• Job: Retype the material that follows, keeping every word as it is.

• Raw data:
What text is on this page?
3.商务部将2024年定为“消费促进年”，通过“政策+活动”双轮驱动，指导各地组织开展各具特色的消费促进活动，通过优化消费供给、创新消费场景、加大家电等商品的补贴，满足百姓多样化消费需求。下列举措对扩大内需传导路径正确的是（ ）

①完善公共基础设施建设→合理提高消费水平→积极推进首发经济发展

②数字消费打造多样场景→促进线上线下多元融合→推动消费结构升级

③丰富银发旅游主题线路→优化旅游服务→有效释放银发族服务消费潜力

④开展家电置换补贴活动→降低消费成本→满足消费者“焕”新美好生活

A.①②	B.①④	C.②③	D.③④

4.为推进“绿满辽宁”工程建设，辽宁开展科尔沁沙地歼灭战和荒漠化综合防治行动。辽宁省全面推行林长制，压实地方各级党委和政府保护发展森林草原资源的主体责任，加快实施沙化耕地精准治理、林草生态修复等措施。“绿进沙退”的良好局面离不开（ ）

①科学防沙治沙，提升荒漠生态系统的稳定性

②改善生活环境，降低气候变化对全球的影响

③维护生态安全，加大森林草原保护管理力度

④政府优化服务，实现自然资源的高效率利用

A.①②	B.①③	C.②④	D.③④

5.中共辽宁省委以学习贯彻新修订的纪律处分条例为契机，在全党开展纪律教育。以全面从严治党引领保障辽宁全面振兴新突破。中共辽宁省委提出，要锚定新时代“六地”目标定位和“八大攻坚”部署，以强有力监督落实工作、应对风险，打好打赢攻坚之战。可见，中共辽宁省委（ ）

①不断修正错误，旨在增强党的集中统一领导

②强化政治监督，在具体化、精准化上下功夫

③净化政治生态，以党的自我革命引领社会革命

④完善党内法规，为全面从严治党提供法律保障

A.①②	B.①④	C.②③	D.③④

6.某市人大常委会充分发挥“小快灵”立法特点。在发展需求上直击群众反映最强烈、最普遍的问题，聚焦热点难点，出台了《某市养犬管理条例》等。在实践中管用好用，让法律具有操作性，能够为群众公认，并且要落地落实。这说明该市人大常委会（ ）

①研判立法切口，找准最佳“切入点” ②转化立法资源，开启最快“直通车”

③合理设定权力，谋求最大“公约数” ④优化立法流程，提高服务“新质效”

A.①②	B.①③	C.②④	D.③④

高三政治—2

• Answer for the task:
What text is on this page?
3.商务部将2024年定为“消费促进年”，通过“政策+活动”双轮驱动，指导各地组织开展各具特色的消费促进活动，通过优化消费供给、创新消费场景、加大家电等商品的补贴，满足百姓多样化消费需求。下列举措对扩大内需传导路径正确的是（ ）

①完善公共基础设施建设→合理提高消费水平→积极推进首发经济发展

②数字消费打造多样场景→促进线上线下多元融合→推动消费结构升级

③丰富银发旅游主题线路→优化旅游服务→有效释放银发族服务消费潜力

④开展家电置换补贴活动→降低消费成本→满足消费者“焕”新美好生活

A.①②	B.①④	C.②③	D.③④

4.为推进“绿满辽宁”工程建设，辽宁开展科尔沁沙地歼灭战和荒漠化综合防治行动。辽宁省全面推行林长制，压实地方各级党委和政府保护发展森林草原资源的主体责任，加快实施沙化耕地精准治理、林草生态修复等措施。“绿进沙退”的良好局面离不开（ ）

①科学防沙治沙，提升荒漠生态系统的稳定性

②改善生活环境，降低气候变化对全球的影响

③维护生态安全，加大森林草原保护管理力度

④政府优化服务，实现自然资源的高效率利用

A.①②	B.①③	C.②④	D.③④

5.中共辽宁省委以学习贯彻新修订的纪律处分条例为契机，在全党开展纪律教育。以全面从严治党引领保障辽宁全面振兴新突破。中共辽宁省委提出，要锚定新时代“六地”目标定位和“八大攻坚”部署，以强有力监督落实工作、应对风险，打好打赢攻坚之战。可见，中共辽宁省委（ ）

①不断修正错误，旨在增强党的集中统一领导

②强化政治监督，在具体化、精准化上下功夫

③净化政治生态，以党的自我革命引领社会革命

④完善党内法规，为全面从严治党提供法律保障

A.①②	B.①④	C.②③	D.③④

6.某市人大常委会充分发挥“小快灵”立法特点。在发展需求上直击群众反映最强烈、最普遍的问题，聚焦热点难点，出台了《某市养犬管理条例》等。在实践中管用好用，让法律具有操作性，能够为群众公认，并且要落地落实。这说明该市人大常委会（ ）

①研判立法切口，找准最佳“切入点” ②转化立法资源，开启最快“直通车”

③合理设定权力，谋求最大“公约数” ④优化立法流程，提高服务“新质效”

A.①②	B.①③	C.②④	D.③④

高三政治—2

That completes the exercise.